Your goal: Retype the data word for word, beginning at its first line and ending with the line that contains "data-label: 130 (83,9%)", both lines included.

Task inputs:
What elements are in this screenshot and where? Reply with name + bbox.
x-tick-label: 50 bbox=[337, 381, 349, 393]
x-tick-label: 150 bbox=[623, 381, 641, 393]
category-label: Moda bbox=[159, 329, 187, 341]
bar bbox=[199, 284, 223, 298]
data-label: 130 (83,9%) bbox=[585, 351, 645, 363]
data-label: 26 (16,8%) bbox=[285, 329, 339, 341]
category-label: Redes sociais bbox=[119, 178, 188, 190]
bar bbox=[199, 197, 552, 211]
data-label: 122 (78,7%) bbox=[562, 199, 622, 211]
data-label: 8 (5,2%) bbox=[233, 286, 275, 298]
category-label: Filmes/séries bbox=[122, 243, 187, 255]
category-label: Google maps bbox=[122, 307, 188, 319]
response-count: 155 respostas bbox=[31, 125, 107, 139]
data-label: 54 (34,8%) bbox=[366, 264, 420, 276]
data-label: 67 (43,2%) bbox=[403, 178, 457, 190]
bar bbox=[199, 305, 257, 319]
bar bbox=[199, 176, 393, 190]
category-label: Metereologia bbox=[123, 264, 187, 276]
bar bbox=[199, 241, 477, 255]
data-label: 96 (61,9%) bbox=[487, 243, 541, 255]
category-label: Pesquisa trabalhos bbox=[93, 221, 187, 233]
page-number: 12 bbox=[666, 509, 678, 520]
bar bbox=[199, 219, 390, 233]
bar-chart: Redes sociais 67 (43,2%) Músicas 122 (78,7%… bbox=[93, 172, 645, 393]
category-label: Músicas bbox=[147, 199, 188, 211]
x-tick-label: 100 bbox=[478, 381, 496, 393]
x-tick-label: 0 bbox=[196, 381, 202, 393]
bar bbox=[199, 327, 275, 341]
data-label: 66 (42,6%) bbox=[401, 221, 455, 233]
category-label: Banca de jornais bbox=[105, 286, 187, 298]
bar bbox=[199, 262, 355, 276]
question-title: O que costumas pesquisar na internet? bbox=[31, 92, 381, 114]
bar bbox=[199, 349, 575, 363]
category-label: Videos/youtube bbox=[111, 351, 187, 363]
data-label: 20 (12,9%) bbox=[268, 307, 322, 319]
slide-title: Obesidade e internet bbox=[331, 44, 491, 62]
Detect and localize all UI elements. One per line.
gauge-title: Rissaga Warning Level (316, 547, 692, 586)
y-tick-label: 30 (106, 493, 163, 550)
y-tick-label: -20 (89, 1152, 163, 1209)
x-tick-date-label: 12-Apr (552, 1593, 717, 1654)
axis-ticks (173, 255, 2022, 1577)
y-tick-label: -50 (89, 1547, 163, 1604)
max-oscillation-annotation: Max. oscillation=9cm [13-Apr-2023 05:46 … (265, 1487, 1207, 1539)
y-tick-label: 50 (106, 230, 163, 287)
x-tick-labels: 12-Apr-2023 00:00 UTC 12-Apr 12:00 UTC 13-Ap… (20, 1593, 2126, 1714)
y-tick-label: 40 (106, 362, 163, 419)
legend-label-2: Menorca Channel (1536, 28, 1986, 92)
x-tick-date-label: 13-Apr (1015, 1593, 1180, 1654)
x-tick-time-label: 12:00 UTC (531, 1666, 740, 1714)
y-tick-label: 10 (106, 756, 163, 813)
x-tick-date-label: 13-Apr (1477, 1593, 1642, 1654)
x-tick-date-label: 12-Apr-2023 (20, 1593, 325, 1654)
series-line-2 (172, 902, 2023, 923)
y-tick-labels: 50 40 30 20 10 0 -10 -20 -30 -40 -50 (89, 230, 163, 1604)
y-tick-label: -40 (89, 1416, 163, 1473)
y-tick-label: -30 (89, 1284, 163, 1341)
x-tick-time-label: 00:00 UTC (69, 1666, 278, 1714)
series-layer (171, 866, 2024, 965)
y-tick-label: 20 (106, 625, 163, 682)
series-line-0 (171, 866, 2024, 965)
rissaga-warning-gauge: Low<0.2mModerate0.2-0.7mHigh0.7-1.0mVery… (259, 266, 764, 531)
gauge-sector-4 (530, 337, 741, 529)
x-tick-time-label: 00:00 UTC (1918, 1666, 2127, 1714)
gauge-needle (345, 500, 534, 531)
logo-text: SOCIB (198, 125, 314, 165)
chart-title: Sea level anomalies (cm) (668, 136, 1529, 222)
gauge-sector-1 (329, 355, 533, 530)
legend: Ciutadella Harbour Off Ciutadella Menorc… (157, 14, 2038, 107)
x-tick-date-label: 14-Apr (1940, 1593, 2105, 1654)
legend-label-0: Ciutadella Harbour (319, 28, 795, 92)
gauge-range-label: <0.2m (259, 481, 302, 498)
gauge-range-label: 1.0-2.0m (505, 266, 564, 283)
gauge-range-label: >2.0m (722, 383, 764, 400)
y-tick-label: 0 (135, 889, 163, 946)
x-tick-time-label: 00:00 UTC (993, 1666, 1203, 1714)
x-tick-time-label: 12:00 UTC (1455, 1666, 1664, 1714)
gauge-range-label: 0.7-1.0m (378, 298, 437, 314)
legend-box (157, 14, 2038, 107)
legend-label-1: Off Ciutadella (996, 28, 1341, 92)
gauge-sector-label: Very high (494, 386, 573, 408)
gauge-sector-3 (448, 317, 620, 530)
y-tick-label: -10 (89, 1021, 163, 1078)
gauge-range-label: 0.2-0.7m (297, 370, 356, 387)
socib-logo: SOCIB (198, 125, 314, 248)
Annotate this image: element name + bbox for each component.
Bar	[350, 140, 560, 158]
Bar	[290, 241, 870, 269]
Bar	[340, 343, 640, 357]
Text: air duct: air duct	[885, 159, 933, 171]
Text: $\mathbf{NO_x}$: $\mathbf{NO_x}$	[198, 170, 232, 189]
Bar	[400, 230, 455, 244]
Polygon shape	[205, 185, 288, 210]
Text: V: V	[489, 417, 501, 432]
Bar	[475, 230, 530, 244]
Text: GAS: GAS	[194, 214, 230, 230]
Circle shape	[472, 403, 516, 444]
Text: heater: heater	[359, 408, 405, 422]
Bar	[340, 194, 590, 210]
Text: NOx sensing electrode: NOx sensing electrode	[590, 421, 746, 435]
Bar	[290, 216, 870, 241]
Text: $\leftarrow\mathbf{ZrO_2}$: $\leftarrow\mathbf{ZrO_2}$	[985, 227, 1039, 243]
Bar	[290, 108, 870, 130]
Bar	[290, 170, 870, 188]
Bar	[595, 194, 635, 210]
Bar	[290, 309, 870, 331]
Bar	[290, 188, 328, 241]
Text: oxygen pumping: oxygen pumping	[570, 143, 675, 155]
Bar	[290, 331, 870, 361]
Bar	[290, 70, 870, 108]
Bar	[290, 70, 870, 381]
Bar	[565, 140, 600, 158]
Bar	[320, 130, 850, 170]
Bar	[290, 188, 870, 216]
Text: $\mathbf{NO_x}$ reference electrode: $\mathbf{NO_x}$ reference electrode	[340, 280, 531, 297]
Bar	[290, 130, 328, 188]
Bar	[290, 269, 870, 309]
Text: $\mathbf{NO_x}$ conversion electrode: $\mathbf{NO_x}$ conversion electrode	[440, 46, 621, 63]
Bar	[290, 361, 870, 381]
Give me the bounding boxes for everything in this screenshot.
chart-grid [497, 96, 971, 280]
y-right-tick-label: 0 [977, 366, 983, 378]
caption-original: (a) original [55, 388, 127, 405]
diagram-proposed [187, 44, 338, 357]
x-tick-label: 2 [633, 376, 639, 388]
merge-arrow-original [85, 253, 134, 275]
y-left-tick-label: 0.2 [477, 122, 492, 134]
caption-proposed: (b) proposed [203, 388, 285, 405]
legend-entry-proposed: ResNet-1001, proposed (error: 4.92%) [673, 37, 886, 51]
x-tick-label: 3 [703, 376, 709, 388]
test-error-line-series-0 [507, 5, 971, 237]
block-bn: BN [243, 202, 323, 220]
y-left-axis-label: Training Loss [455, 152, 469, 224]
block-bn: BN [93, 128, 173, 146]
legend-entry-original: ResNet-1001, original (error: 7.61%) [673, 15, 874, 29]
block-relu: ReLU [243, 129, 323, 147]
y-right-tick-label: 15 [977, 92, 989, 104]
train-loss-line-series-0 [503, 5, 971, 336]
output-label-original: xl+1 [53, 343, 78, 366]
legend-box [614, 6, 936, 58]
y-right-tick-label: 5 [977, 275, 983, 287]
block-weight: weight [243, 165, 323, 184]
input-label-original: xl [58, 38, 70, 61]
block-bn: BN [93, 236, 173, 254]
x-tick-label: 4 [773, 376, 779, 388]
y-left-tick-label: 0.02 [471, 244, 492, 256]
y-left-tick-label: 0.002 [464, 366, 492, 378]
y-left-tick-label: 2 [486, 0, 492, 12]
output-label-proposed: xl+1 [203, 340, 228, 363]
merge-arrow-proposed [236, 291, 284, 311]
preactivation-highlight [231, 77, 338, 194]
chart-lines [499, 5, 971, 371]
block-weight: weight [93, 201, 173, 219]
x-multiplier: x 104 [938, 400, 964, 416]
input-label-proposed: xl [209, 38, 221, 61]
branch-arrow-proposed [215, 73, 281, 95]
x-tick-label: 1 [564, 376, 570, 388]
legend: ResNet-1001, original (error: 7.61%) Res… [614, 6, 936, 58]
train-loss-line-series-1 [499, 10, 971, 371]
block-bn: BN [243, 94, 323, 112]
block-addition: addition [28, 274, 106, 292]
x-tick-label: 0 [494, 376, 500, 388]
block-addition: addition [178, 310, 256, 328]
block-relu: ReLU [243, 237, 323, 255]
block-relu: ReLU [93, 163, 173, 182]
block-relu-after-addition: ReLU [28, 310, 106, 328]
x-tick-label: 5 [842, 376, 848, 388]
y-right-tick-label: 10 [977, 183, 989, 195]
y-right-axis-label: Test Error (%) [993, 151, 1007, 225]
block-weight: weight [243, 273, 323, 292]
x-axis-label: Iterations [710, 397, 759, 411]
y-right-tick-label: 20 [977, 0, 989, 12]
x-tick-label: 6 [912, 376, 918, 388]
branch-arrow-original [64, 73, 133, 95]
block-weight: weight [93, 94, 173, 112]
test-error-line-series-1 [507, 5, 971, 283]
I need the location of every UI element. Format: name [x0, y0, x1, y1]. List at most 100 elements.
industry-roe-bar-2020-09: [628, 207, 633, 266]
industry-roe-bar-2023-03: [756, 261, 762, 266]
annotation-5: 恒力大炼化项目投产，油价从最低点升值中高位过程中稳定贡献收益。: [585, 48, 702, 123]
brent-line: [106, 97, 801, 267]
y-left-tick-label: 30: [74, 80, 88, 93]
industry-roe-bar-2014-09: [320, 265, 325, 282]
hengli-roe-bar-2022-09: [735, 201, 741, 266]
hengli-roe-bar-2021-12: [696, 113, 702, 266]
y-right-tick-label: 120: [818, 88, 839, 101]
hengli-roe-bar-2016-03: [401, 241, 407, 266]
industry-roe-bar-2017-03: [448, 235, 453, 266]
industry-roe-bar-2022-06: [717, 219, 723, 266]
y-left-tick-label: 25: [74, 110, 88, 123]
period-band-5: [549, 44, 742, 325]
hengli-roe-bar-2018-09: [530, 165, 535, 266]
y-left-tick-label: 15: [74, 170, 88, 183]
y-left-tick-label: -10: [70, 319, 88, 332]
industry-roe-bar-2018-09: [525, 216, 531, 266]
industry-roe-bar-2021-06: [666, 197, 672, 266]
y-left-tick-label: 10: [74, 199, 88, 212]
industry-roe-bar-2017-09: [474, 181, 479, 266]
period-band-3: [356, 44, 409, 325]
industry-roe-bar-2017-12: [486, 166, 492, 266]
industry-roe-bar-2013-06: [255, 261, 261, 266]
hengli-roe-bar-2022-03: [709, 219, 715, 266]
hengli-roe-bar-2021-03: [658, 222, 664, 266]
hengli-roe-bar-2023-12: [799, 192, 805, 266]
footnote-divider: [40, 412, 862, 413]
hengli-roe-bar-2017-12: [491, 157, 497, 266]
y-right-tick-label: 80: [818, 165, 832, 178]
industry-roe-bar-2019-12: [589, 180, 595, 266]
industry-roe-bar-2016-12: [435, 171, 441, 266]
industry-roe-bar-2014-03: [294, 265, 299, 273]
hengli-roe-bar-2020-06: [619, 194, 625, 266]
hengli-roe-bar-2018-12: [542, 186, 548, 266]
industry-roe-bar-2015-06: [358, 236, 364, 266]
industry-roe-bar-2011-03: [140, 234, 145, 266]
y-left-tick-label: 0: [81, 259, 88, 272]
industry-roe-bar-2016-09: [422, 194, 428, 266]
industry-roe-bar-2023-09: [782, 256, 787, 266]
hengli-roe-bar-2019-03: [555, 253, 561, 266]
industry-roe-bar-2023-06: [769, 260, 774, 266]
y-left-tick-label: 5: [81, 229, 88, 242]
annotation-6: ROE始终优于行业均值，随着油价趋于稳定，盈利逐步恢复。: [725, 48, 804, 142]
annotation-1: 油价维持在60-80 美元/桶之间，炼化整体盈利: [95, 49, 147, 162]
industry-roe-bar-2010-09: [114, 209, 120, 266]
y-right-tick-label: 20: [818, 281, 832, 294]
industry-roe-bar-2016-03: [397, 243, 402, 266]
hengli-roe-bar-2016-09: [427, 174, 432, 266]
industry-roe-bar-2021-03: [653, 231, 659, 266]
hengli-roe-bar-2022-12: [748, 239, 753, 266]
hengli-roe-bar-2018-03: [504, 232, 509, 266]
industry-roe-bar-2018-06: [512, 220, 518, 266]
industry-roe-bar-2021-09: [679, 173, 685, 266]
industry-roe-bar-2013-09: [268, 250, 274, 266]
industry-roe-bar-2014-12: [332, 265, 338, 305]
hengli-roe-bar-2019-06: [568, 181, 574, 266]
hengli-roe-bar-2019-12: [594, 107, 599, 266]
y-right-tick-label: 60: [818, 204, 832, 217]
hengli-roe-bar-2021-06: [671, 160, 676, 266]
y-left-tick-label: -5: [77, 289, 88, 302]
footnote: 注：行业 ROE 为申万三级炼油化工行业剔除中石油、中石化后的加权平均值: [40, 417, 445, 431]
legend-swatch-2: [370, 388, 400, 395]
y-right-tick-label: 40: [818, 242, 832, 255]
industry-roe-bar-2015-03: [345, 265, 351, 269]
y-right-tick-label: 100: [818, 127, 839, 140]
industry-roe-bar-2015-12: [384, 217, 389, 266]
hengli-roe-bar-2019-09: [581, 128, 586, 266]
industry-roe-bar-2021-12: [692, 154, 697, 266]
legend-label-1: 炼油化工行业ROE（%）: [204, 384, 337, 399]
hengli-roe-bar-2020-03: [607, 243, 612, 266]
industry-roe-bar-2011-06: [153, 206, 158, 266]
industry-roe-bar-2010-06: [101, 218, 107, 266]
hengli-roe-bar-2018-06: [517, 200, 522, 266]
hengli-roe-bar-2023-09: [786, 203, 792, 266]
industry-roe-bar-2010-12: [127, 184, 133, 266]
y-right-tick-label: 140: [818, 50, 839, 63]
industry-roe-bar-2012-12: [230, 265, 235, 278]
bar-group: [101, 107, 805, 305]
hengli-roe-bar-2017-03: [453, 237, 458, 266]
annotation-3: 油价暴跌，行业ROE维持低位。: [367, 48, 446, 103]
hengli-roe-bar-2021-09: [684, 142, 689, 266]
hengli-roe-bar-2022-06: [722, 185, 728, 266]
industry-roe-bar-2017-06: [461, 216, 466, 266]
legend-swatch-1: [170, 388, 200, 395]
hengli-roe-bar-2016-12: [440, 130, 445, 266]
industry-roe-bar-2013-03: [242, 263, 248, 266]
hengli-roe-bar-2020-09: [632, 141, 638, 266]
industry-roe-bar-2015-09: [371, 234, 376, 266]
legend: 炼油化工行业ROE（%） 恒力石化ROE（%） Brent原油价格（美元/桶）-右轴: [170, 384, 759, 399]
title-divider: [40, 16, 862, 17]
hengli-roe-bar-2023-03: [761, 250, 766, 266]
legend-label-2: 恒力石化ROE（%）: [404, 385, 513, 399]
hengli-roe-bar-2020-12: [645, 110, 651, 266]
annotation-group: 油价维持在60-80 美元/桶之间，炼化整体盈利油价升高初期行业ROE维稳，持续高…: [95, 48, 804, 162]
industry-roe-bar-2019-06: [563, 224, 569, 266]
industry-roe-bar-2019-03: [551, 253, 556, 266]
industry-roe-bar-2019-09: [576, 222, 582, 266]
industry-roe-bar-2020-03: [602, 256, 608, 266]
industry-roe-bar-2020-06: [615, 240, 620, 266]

Correct result:
What elements are in this screenshot and where? Reply with name + bbox.
x-tick-label: 50 bbox=[337, 381, 349, 393]
x-tick-label: 150 bbox=[623, 381, 641, 393]
category-label: Moda bbox=[159, 329, 187, 341]
bar bbox=[199, 284, 223, 298]
data-label: 130 (83,9%) bbox=[585, 351, 645, 363]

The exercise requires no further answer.